◆ DOCUMENT TEXT:
<<<<

Indicate by check mark whether the registrant files or will file annual reports under cover of Form 20-F or Form 40-F:  [x] Form 20-F    [ ] Form 40-F
 
Indicate by check mark if the registrant is submitting the Form 6-K in paper as permitted by Regulation S-T Rule 101(b)(1):  [ ]
 
Indicate by check mark if the registrant is submitting the Form 6-K in paper as permitted by Regulation S-T Rule 101(b)(7):  [ ]
 
Indicate by check mark whether the registrant by furnishing the information contained in this Form is also thereby furnishing the information to the Commission pursuant to Rule 12g3-2(b) under the Securities Exchange Act of 1934:  [ ] Yes    [x] No
 
If "Yes" is marked, indicate below the file number assigned to the registrant in connection with Rule 12g3-2(b):    n/a 
 

Royal Dutch Shell plc and Shell International Finance B.V. - Publication of
Final Terms
LONDON, November 6, 2014/PRNewswire-FirstCall/ --
The following three Final Terms are available for viewing:
Final Terms dated 5 November 2014 (the "2022 Notes Final Terms") relating to the
issue by Shell International Finance B.V. of EUR1,000,000,000 1.000 per cent.

>>>>

◆ RAW DATA:
<<<<

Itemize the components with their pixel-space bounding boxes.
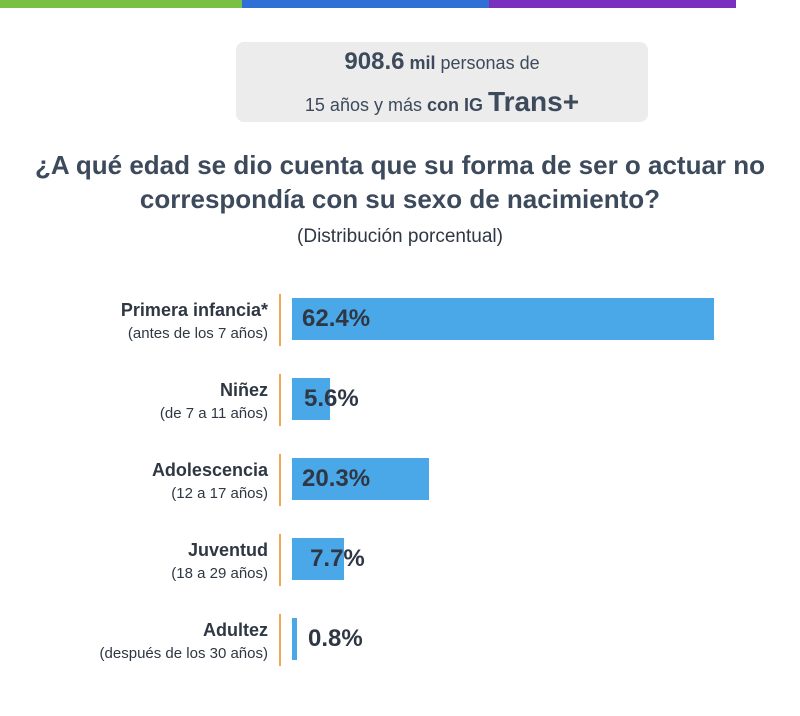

>>>>

◆ REQUIRED ACTIONS:
A – Rewrite the Shell Final Terms announcement between "Indicate by check mark whether the registrant by" and "1.000 per cent.", inclusive, swapping "Final Terms" for "Pricing Supplement".
B – Continue the Shell Final Terms announcement from the point where the text stops.

◆ ANSWERS TO THE EXERCISES:
A –
Indicate by check mark whether the registrant by furnishing the information contained in this Form is also thereby furnishing the information to the Commission pursuant to Rule 12g3-2(b) under the Securities Exchange Act of 1934:  [ ] Yes    [x] No
 
If "Yes" is marked, indicate below the file number assigned to the registrant in connection with Rule 12g3-2(b):    n/a 
 

Royal Dutch Shell plc and Shell International Finance B.V. - Publication of
Pricing Supplement
LONDON, November 6, 2014/PRNewswire-FirstCall/ --
The following three Pricing Supplement are available for viewing:
Pricing Supplement dated 5 November 2014 (the "2022 Notes Pricing Supplement") relating to the
issue by Shell International Finance B.V. of EUR1,000,000,000 1.000 per cent.

B –
Guaranteed Notes due 6 April 2022 (the "2022 Notes") pursuant to the
U.S.$25,000,000,000 Debt Securities Programme
Final Terms dated 5 November 2014 (the "2027 Notes Final Terms") relating to the
issue by Shell International Finance B.V. of EUR1,250,000,000 1.625 per cent.
Guaranteed Notes due 20 January 2027 (the "2027 Notes") pursuant to the
U.S.$25,000,000,000 Debt Securities Programme
Final Terms dated 5 November 2014 (the "2019 Notes Final Terms") relating to the
issue by Shell International Finance B.V. of GBP500,000,000 2.000 per cent.
Guaranteed Notes due 20 December 2019 (the "2019 Notes") pursuant to the
U.S.$25,000,000,000 Debt Securities Programme
The 2022 Notes Final Terms contain the final terms of the 2022 Notes, the 2027
Notes Final Terms contain the final terms of the 2027 Notes and the 2019 Notes
Final Terms contain the final terms of the 2019 Notes.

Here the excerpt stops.